:: WRITTEN PROBLEM ::
Give a verbatim copy of the lines below, minus the pictures.

Dataset listings of figures:

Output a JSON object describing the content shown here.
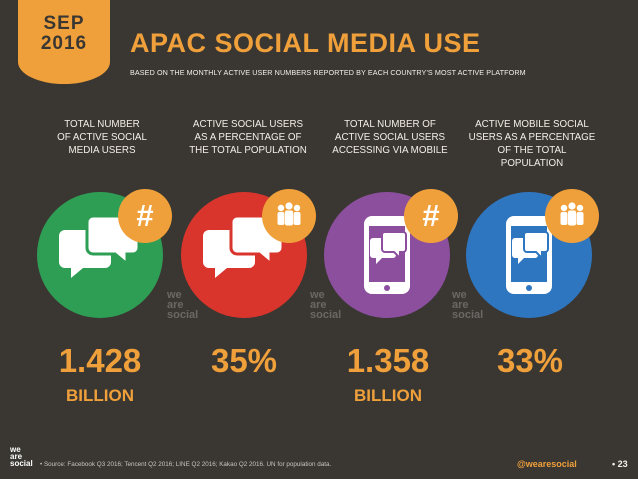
{
  "badge": {
    "month": "SEP",
    "year": "2016"
  },
  "header": {
    "title": "APAC SOCIAL MEDIA USE",
    "subtitle": "BASED ON THE MONTHLY ACTIVE USER NUMBERS REPORTED BY EACH COUNTRY'S MOST ACTIVE PLATFORM"
  },
  "columns": [
    {
      "label_lines": [
        "TOTAL NUMBER",
        "OF ACTIVE SOCIAL",
        "MEDIA USERS"
      ],
      "value": "1.428",
      "unit": "BILLION",
      "badge_icon": "hash-icon",
      "main_icon": "chat-bubbles-icon",
      "color": "#2f9e55"
    },
    {
      "label_lines": [
        "ACTIVE SOCIAL USERS",
        "AS A PERCENTAGE OF",
        "THE TOTAL POPULATION"
      ],
      "value": "35%",
      "unit": "",
      "badge_icon": "people-icon",
      "main_icon": "chat-bubbles-icon",
      "color": "#d9352c"
    },
    {
      "label_lines": [
        "TOTAL NUMBER OF",
        "ACTIVE SOCIAL USERS",
        "ACCESSING VIA MOBILE"
      ],
      "value": "1.358",
      "unit": "BILLION",
      "badge_icon": "hash-icon",
      "main_icon": "mobile-chat-icon",
      "color": "#8c4f9e"
    },
    {
      "label_lines": [
        "ACTIVE MOBILE SOCIAL",
        "USERS AS A PERCENTAGE",
        "OF THE TOTAL POPULATION"
      ],
      "value": "33%",
      "unit": "",
      "badge_icon": "people-icon",
      "main_icon": "mobile-chat-icon",
      "color": "#2f76c1"
    }
  ],
  "watermark": {
    "lines": [
      "we",
      "are",
      "social"
    ]
  },
  "footer": {
    "logo_lines": [
      "we",
      "are",
      "social"
    ],
    "source": "• Source: Facebook Q3 2016; Tencent Q2 2016; LINE Q2 2016; Kakao Q2 2016. UN for population data.",
    "handle": "@wearesocial",
    "page": "• 23"
  },
  "colors": {
    "accent": "#f0a03a",
    "background": "#3a3733"
  }
}
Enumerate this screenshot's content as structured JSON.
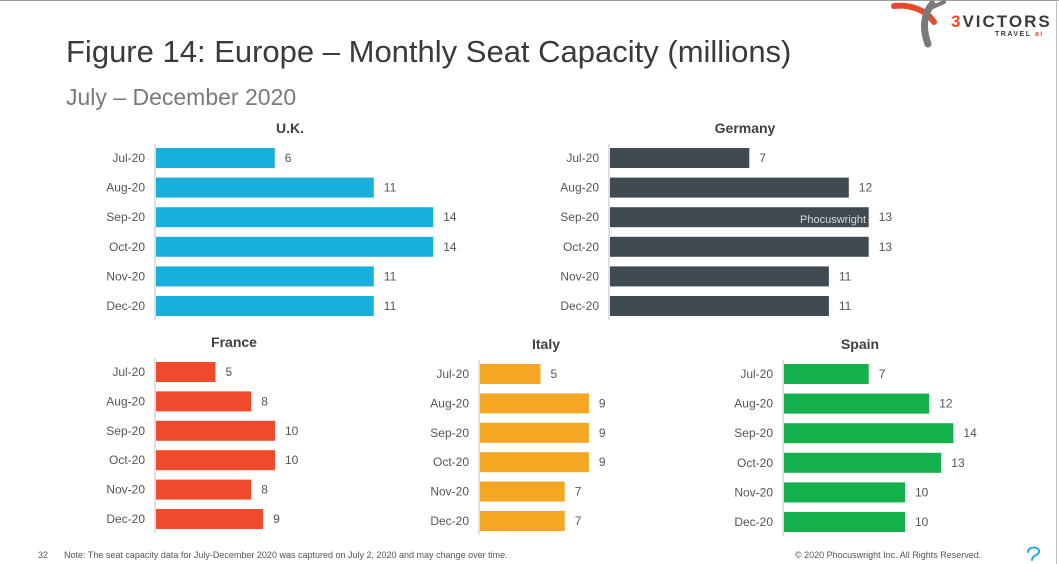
{
  "header": {
    "title": "Figure 14: Europe – Monthly Seat Capacity (millions)",
    "subtitle": "July – December 2020"
  },
  "logo": {
    "name_prefix": "3",
    "name_rest": "VICTORS",
    "tagline": "TRAVEL",
    "tagline_suffix": "ai",
    "colors": {
      "orange": "#e8492b",
      "gray": "#7a7a7a"
    }
  },
  "watermark": "Phocuswright",
  "chart_data": [
    {
      "type": "bar",
      "orientation": "horizontal",
      "title": "U.K.",
      "color": "#1ab0dc",
      "categories": [
        "Jul-20",
        "Aug-20",
        "Sep-20",
        "Oct-20",
        "Nov-20",
        "Dec-20"
      ],
      "values": [
        6,
        11,
        14,
        14,
        11,
        11
      ],
      "xlim": [
        0,
        16
      ]
    },
    {
      "type": "bar",
      "orientation": "horizontal",
      "title": "Germany",
      "color": "#404a53",
      "categories": [
        "Jul-20",
        "Aug-20",
        "Sep-20",
        "Oct-20",
        "Nov-20",
        "Dec-20"
      ],
      "values": [
        7,
        12,
        13,
        13,
        11,
        11
      ],
      "xlim": [
        0,
        16
      ]
    },
    {
      "type": "bar",
      "orientation": "horizontal",
      "title": "France",
      "color": "#f04a2c",
      "categories": [
        "Jul-20",
        "Aug-20",
        "Sep-20",
        "Oct-20",
        "Nov-20",
        "Dec-20"
      ],
      "values": [
        5,
        8,
        10,
        10,
        8,
        9
      ],
      "xlim": [
        0,
        16
      ]
    },
    {
      "type": "bar",
      "orientation": "horizontal",
      "title": "Italy",
      "color": "#f5a623",
      "categories": [
        "Jul-20",
        "Aug-20",
        "Sep-20",
        "Oct-20",
        "Nov-20",
        "Dec-20"
      ],
      "values": [
        5,
        9,
        9,
        9,
        7,
        7
      ],
      "xlim": [
        0,
        16
      ]
    },
    {
      "type": "bar",
      "orientation": "horizontal",
      "title": "Spain",
      "color": "#14b04c",
      "categories": [
        "Jul-20",
        "Aug-20",
        "Sep-20",
        "Oct-20",
        "Nov-20",
        "Dec-20"
      ],
      "values": [
        7,
        12,
        14,
        13,
        10,
        10
      ],
      "xlim": [
        0,
        16
      ]
    }
  ],
  "footer": {
    "page_number": "32",
    "note": "Note: The seat capacity data for July-December 2020 was captured on July 2, 2020 and may change over time.",
    "copyright": "© 2020 Phocuswright Inc. All Rights Reserved."
  }
}
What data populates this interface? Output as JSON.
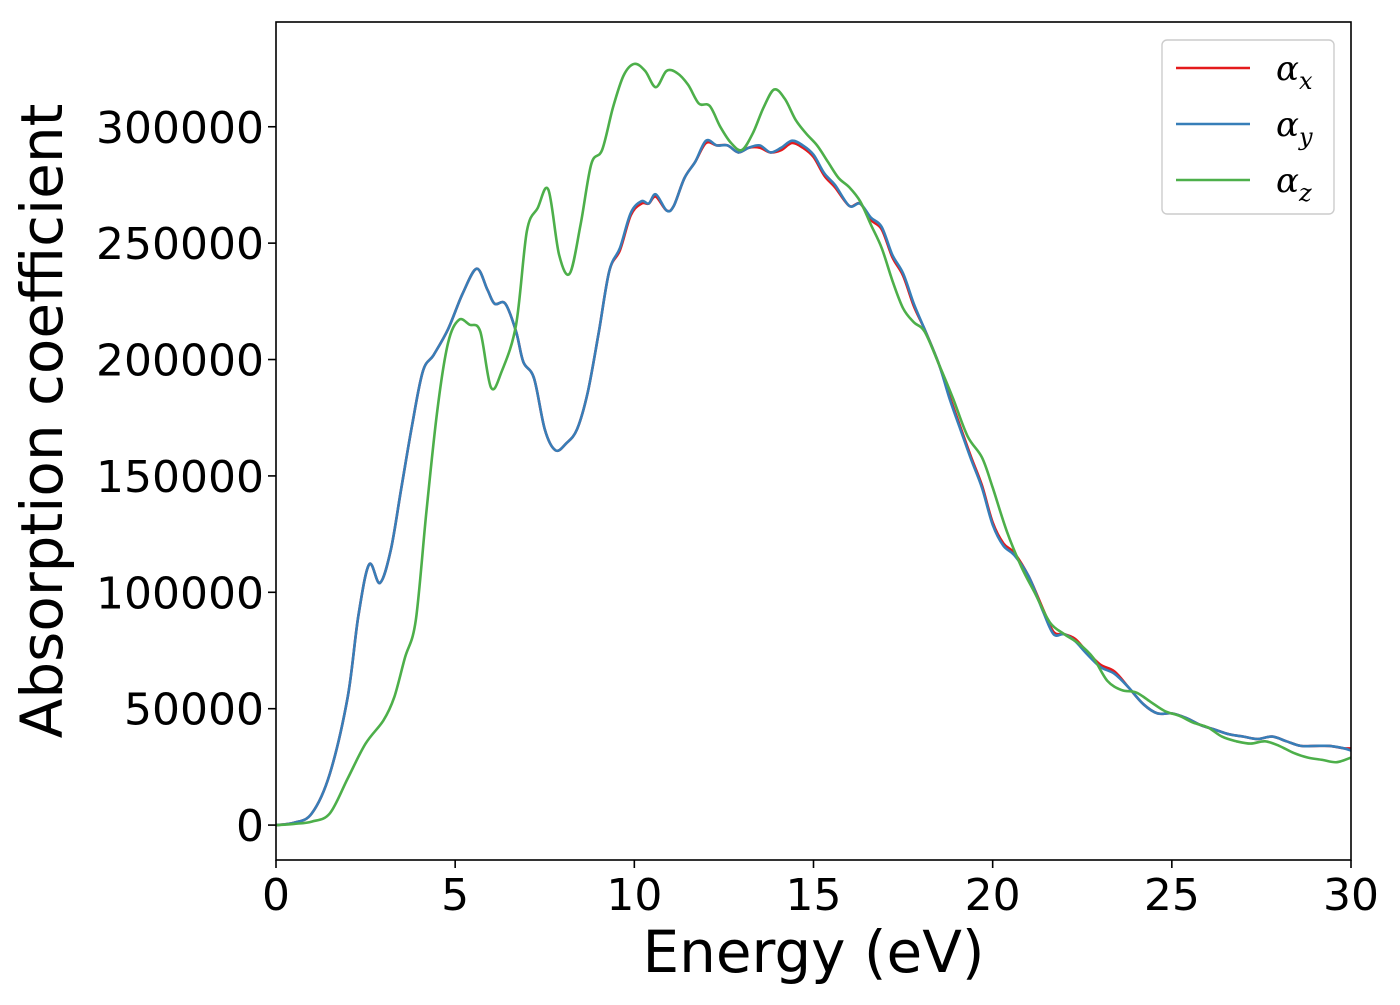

:: TASK ANSWER ::
Output a JSON object describing the content shown here.
{
  "badge": {
    "month": "SEP",
    "year": "2016"
  },
  "header": {
    "title": "APAC SOCIAL MEDIA USE",
    "subtitle": "BASED ON THE MONTHLY ACTIVE USER NUMBERS REPORTED BY EACH COUNTRY'S MOST ACTIVE PLATFORM"
  },
  "columns": [
    {
      "label_lines": [
        "TOTAL NUMBER",
        "OF ACTIVE SOCIAL",
        "MEDIA USERS"
      ],
      "value": "1.428",
      "unit": "BILLION",
      "badge_icon": "hash-icon",
      "main_icon": "chat-bubbles-icon",
      "color": "#2f9e55"
    },
    {
      "label_lines": [
        "ACTIVE SOCIAL USERS",
        "AS A PERCENTAGE OF",
        "THE TOTAL POPULATION"
      ],
      "value": "35%",
      "unit": "",
      "badge_icon": "people-icon",
      "main_icon": "chat-bubbles-icon",
      "color": "#d9352c"
    },
    {
      "label_lines": [
        "TOTAL NUMBER OF",
        "ACTIVE SOCIAL USERS",
        "ACCESSING VIA MOBILE"
      ],
      "value": "1.358",
      "unit": "BILLION",
      "badge_icon": "hash-icon",
      "main_icon": "mobile-chat-icon",
      "color": "#8c4f9e"
    },
    {
      "label_lines": [
        "ACTIVE MOBILE SOCIAL",
        "USERS AS A PERCENTAGE",
        "OF THE TOTAL POPULATION"
      ],
      "value": "33%",
      "unit": "",
      "badge_icon": "people-icon",
      "main_icon": "mobile-chat-icon",
      "color": "#2f76c1"
    }
  ],
  "watermark": {
    "lines": [
      "we",
      "are",
      "social"
    ]
  },
  "footer": {
    "logo_lines": [
      "we",
      "are",
      "social"
    ],
    "source": "• Source: Facebook Q3 2016; Tencent Q2 2016; LINE Q2 2016; Kakao Q2 2016. UN for population data.",
    "handle": "@wearesocial",
    "page": "• 23"
  },
  "colors": {
    "accent": "#f0a03a",
    "background": "#3a3733"
  }
}
Enumerate this screenshot's content as structured JSON.
{
  "header": {
    "title": "Figure 14: Europe – Monthly Seat Capacity (millions)",
    "subtitle": "July – December 2020"
  },
  "logo": {
    "name_prefix": "3",
    "name_rest": "VICTORS",
    "tagline": "TRAVEL",
    "tagline_suffix": "ai",
    "colors": {
      "orange": "#e8492b",
      "gray": "#7a7a7a"
    }
  },
  "watermark": "Phocuswright",
  "chart_data": [
    {
      "type": "bar",
      "orientation": "horizontal",
      "title": "U.K.",
      "color": "#1ab0dc",
      "categories": [
        "Jul-20",
        "Aug-20",
        "Sep-20",
        "Oct-20",
        "Nov-20",
        "Dec-20"
      ],
      "values": [
        6,
        11,
        14,
        14,
        11,
        11
      ],
      "xlim": [
        0,
        16
      ]
    },
    {
      "type": "bar",
      "orientation": "horizontal",
      "title": "Germany",
      "color": "#404a53",
      "categories": [
        "Jul-20",
        "Aug-20",
        "Sep-20",
        "Oct-20",
        "Nov-20",
        "Dec-20"
      ],
      "values": [
        7,
        12,
        13,
        13,
        11,
        11
      ],
      "xlim": [
        0,
        16
      ]
    },
    {
      "type": "bar",
      "orientation": "horizontal",
      "title": "France",
      "color": "#f04a2c",
      "categories": [
        "Jul-20",
        "Aug-20",
        "Sep-20",
        "Oct-20",
        "Nov-20",
        "Dec-20"
      ],
      "values": [
        5,
        8,
        10,
        10,
        8,
        9
      ],
      "xlim": [
        0,
        16
      ]
    },
    {
      "type": "bar",
      "orientation": "horizontal",
      "title": "Italy",
      "color": "#f5a623",
      "categories": [
        "Jul-20",
        "Aug-20",
        "Sep-20",
        "Oct-20",
        "Nov-20",
        "Dec-20"
      ],
      "values": [
        5,
        9,
        9,
        9,
        7,
        7
      ],
      "xlim": [
        0,
        16
      ]
    },
    {
      "type": "bar",
      "orientation": "horizontal",
      "title": "Spain",
      "color": "#14b04c",
      "categories": [
        "Jul-20",
        "Aug-20",
        "Sep-20",
        "Oct-20",
        "Nov-20",
        "Dec-20"
      ],
      "values": [
        7,
        12,
        14,
        13,
        10,
        10
      ],
      "xlim": [
        0,
        16
      ]
    }
  ],
  "footer": {
    "page_number": "32",
    "note": "Note: The seat capacity data for July-December 2020 was captured on July 2, 2020 and may change over time.",
    "copyright": "© 2020 Phocuswright Inc. All Rights Reserved."
  }
}
What data populates this interface? Output as JSON.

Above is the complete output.